▶ [EXCERPTED TEXT]:
Ms Patel previously described the system as “open to gaming by economic migrants and exploitation by criminals”, saying this was “eroding public trust and disadvantaging vulnerable people who need our help”.

But the plans have so far been widely condemned by campaigners and charities, some of which have branded it the “anti-refugee Bill” and accusing it of being “inhumane” as it plans to judge asylum seekers on how they arrived in the UK, and not on merit.

Some immigration experts have suggested the changes could “reduce” the amount of protection offered to “possibly the majority” of people who make asylum claims in the UK.

A group of people thought to be migrants crossing the Channel in a small boat headed in the direction of Dover, Kent
A group of people thought to be migrants crossing the Channel in a small boat headed in the direction of Dover, Kent (Gareth Fuller/PA)

– What else is in the plans?

The proposals are wide-ranging and, according to the Home Office, also include:

– Efforts to speed up the removal of people whose claims are refused.

– More rigorous age assessments to stop adult migrants pretending to be children.

– Tougher laws against people who pretend to be victims of modern slavery.

– Maximum life sentences for people smugglers.

– Protection for vulnerable people in “immediate danger and at risk in their home country”.

– Addressing “historic anomalies” in the citizenship system under British nationality law dating back to the 1980s, such as making sure the children of British Overseas Territories Citizens (BOTC) can acquire citizenship more easily, and giving the Home Secretary the ability to grant citizenship in “compelling and exceptional circumstances”.

Napier Barracks
Napier Barracks in Folkestone, Kent has housed asylum seekers (PA)

The Government also wants to waive some rules so “Windrush victims are not prevented from qualifying for British citizenship because they were not able to return to the UK to meet the residence requirements through no fault of their own”.

The Bill includes provisions which could give the Government the option to set up offshore processing centres for asylum seekers at a later date, but no further detail or firm proposal has been set out so far on how and where this could happen.

– What happens now?

The proposals will be debated in Parliament, in order to put the plans – and any amendments which may be made to it – into law.

▶ [PROVIDED MATERIAL]:
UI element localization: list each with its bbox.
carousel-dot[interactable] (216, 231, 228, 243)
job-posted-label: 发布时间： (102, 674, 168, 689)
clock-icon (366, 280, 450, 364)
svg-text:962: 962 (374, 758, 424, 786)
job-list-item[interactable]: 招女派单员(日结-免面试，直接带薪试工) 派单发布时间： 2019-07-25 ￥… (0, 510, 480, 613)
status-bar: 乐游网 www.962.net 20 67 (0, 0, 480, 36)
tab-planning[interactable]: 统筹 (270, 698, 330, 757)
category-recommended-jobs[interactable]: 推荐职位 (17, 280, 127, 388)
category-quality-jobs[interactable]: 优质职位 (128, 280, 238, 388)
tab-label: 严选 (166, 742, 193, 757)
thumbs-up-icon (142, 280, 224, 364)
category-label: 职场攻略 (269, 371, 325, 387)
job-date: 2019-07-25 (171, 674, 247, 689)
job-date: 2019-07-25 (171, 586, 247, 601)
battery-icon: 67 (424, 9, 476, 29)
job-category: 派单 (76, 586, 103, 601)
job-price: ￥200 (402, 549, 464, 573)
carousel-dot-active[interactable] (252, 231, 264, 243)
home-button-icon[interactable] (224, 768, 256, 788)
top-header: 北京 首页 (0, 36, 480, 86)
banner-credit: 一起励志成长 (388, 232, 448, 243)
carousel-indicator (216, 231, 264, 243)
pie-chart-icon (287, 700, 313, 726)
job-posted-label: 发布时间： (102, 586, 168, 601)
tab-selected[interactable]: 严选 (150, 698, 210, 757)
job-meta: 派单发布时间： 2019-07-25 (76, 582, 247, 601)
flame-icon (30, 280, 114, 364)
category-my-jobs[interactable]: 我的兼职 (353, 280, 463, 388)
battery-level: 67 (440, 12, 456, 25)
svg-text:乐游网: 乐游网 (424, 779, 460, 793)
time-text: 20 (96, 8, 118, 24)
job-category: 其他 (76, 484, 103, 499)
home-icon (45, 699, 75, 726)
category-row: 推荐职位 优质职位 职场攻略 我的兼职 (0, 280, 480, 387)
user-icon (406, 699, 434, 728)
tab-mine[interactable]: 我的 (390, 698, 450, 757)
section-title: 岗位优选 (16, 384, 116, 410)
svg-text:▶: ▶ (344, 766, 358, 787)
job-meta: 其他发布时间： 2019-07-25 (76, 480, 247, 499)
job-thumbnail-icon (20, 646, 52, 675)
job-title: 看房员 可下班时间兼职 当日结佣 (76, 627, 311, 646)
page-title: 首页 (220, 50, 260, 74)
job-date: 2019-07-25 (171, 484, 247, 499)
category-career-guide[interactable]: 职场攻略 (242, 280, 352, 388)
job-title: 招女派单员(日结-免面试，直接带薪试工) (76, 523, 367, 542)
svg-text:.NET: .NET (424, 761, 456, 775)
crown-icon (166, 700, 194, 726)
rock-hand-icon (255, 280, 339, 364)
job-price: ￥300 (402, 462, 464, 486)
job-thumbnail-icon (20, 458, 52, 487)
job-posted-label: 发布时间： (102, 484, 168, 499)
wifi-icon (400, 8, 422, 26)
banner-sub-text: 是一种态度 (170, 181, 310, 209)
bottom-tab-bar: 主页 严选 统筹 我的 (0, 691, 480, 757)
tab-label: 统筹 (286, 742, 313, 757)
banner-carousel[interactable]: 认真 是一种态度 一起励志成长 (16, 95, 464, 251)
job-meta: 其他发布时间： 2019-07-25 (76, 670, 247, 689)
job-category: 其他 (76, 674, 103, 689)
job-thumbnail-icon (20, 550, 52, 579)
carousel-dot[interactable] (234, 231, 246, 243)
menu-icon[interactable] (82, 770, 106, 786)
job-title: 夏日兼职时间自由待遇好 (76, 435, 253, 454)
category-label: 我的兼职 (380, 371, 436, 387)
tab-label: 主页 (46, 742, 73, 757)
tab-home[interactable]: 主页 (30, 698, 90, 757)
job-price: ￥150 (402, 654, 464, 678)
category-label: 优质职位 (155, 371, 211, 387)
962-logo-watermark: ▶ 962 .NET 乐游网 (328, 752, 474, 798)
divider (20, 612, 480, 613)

▶ [TASKS AND EXERCISES]:
a: In the passage on the UK asylum plans, why do campaigners and charities accuse the plans of being "inhumane"? Answer in one to three sentences.
b: Using the passage on the UK asylum plans, list each proposal in the Home Office list introduced by "also include".
The material that comes after the text is from a separate source.

▶ [SOLVED PROBLEMS]:
a: They call the plans "inhumane" because the plans would judge asylum seekers on how they arrived in the UK rather than on merit.

b:
- Efforts to speed up the removal of people whose claims are refused
- More rigorous age assessments to stop adult migrants pretending to be children
- Tougher laws against people who pretend to be victims of modern slavery
- Maximum life sentences for people smugglers
- Protection for vulnerable people in "immediate danger and at risk in their home country"
- Addressing "historic anomalies" in the citizenship system under British nationality law dating back to the 1980s